> _PROBLEM TO WORK ON_: Keep only those lines of the records that include the string "East".

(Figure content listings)
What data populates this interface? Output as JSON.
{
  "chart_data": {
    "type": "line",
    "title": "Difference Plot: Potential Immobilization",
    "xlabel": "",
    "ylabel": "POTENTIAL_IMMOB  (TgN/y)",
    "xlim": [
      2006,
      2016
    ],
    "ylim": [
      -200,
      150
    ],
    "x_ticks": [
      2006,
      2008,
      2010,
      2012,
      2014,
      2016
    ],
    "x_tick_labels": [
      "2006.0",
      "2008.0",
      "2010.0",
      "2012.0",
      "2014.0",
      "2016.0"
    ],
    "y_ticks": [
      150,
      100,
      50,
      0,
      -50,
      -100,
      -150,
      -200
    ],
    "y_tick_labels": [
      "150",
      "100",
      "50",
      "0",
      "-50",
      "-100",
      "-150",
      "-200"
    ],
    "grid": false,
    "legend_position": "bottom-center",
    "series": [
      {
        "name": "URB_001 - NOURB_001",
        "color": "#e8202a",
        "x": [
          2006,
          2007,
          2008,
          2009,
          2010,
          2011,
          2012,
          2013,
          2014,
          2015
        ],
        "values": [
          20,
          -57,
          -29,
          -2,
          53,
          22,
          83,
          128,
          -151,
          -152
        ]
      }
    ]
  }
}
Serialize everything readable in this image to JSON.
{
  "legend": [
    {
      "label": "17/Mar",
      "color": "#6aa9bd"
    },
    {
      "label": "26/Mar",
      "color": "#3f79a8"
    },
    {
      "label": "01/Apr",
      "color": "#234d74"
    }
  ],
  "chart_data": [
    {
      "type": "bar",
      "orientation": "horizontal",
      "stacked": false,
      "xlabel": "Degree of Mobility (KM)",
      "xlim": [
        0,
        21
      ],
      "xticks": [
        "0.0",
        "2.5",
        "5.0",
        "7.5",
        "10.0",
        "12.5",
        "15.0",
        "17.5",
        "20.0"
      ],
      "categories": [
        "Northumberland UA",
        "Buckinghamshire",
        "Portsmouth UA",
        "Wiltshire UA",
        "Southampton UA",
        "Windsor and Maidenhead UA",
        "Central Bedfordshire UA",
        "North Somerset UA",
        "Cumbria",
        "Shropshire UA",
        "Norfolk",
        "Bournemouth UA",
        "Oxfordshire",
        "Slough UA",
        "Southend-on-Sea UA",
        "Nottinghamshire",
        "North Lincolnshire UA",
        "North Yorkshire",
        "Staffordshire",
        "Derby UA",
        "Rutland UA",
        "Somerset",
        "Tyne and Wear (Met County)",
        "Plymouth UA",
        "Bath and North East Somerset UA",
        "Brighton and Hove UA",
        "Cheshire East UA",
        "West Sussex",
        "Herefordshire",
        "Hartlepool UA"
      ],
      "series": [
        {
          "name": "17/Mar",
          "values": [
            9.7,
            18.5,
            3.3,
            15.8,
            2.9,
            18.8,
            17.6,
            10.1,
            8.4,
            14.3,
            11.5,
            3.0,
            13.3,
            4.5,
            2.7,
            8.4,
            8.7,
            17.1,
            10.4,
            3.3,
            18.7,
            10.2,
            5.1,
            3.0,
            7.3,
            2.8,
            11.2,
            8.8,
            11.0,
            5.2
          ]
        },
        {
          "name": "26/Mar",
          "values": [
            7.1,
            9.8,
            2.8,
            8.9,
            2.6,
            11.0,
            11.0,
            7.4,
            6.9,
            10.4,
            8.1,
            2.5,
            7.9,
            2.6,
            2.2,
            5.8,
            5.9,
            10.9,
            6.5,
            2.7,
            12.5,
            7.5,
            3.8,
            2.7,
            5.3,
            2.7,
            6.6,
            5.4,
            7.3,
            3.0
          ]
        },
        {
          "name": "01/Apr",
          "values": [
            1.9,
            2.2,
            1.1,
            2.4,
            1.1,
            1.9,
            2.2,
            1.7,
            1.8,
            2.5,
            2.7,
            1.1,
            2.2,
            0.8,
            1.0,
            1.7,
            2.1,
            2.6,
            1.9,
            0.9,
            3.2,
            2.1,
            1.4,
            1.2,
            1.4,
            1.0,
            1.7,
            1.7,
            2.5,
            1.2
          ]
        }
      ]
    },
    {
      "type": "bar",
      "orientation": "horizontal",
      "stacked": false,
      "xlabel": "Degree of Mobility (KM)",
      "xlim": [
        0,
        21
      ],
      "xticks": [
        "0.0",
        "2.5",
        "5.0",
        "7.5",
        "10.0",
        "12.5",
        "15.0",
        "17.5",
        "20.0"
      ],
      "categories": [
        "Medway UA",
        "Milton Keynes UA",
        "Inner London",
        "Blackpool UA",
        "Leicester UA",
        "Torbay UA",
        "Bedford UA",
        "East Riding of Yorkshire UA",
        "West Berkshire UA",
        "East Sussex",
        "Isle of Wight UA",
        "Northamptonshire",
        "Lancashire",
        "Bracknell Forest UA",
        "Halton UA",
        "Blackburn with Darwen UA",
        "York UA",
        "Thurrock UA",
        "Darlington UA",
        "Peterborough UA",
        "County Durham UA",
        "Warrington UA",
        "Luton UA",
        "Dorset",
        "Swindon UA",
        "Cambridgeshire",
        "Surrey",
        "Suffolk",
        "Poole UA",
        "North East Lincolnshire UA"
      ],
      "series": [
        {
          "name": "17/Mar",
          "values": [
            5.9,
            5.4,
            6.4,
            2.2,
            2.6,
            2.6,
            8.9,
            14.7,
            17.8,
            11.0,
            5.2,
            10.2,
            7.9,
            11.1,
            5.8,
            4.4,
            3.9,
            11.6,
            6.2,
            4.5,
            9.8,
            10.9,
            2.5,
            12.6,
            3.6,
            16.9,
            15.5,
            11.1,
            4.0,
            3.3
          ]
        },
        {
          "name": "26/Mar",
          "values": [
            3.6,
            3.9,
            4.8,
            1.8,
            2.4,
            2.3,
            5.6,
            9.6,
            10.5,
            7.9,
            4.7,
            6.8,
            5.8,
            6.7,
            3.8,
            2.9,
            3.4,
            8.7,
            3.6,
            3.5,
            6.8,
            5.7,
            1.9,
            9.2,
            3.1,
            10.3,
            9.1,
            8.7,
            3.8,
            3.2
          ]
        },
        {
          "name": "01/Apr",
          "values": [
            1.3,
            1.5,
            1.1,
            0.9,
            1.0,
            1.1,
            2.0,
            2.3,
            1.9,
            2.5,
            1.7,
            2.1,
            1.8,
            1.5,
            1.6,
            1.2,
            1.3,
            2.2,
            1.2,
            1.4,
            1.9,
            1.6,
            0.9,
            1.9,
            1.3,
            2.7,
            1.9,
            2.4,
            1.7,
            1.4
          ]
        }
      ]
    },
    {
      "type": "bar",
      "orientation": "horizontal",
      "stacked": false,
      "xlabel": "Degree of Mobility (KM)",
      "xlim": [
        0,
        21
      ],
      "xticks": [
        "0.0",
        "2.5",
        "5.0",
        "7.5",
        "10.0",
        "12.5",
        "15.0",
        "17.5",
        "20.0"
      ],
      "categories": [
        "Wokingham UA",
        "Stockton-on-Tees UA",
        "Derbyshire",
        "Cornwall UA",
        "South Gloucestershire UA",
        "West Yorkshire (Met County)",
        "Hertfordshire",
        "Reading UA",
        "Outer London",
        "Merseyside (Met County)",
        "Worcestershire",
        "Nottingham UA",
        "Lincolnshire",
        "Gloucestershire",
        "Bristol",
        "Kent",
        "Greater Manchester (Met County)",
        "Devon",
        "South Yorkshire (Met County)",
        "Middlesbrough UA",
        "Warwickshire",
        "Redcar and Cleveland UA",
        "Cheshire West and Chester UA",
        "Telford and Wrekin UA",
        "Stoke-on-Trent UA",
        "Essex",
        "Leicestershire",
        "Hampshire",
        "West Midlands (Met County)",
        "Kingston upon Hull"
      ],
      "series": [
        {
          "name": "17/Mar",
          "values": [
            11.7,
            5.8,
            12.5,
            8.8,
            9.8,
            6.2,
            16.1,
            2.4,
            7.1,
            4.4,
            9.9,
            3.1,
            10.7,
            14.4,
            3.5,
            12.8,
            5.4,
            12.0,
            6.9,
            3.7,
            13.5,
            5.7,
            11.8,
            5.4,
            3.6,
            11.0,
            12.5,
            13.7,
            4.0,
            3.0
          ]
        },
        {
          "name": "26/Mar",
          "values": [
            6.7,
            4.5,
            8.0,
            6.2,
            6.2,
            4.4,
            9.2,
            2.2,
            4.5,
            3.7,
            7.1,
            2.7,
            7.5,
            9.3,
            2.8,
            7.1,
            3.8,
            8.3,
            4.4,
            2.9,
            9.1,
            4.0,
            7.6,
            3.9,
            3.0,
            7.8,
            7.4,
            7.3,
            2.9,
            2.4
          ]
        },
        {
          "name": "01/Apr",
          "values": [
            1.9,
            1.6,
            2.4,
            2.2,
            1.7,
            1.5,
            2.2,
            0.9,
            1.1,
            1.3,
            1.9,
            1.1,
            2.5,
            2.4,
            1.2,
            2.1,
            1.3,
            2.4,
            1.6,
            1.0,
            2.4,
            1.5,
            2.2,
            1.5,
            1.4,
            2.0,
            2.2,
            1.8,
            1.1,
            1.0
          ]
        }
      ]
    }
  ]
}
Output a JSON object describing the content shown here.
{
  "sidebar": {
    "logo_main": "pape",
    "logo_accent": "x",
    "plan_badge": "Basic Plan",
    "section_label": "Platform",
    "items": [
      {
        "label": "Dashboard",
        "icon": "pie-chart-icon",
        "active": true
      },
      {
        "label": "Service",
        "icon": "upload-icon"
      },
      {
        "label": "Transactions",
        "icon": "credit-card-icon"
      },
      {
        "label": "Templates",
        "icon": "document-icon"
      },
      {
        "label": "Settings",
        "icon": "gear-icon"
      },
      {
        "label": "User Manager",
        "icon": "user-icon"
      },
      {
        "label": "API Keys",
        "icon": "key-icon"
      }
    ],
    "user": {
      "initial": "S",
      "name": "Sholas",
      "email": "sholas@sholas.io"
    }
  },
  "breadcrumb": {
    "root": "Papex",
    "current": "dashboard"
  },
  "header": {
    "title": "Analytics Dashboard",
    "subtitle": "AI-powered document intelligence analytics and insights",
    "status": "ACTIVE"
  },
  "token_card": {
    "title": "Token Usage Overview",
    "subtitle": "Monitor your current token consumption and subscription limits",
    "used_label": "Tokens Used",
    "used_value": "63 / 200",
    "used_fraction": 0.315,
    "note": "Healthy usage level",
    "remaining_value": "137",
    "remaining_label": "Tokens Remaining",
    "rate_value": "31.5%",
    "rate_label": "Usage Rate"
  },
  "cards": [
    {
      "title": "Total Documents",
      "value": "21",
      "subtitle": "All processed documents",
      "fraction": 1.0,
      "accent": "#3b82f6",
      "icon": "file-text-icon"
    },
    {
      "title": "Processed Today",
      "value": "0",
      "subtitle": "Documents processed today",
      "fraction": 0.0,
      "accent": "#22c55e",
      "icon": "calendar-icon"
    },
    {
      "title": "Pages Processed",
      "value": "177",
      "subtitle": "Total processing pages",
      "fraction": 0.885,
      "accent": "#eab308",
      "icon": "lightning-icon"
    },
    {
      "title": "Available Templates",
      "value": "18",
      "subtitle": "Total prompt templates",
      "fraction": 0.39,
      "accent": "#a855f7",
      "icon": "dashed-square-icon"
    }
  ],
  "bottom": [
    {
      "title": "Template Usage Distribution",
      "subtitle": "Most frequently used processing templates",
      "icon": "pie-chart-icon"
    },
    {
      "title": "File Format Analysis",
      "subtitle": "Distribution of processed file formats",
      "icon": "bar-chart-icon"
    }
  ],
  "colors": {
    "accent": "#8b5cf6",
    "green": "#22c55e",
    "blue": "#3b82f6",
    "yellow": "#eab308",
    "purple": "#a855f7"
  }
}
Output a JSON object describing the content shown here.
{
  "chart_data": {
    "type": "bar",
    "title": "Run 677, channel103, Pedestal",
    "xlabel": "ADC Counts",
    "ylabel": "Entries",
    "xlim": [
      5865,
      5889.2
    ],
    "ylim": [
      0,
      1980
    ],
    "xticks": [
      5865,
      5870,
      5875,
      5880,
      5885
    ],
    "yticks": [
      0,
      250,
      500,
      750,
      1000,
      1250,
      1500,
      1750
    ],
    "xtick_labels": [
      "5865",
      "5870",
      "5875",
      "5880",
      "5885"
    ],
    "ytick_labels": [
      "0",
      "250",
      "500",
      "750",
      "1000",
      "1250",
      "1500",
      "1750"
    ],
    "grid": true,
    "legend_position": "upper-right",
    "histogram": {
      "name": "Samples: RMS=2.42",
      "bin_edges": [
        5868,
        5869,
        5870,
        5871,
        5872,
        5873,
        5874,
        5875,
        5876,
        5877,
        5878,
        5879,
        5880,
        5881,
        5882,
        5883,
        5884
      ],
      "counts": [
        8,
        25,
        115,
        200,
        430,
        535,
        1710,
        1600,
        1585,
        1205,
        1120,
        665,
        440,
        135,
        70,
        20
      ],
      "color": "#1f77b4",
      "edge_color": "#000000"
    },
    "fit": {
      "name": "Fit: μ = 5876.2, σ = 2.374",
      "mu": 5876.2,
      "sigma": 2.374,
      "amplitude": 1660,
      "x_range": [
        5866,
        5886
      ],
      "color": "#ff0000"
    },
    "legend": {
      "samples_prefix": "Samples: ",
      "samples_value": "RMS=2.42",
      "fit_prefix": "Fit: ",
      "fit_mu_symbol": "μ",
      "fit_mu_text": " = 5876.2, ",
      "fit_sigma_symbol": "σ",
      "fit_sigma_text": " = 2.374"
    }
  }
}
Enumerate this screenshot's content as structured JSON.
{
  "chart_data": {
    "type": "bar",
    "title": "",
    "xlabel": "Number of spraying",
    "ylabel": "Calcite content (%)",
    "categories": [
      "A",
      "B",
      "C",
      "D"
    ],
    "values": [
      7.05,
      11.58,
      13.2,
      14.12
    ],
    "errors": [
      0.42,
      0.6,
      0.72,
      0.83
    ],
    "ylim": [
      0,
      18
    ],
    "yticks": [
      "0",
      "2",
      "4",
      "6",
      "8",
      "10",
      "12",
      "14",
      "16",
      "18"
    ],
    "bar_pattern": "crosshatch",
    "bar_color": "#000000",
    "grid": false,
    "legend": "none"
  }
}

> _TASK RESPONSE_:
        "Bath and North East Somerset UA",
        "Cheshire East UA",
        "East Riding of Yorkshire UA",
        "East Sussex",
        "North East Lincolnshire UA"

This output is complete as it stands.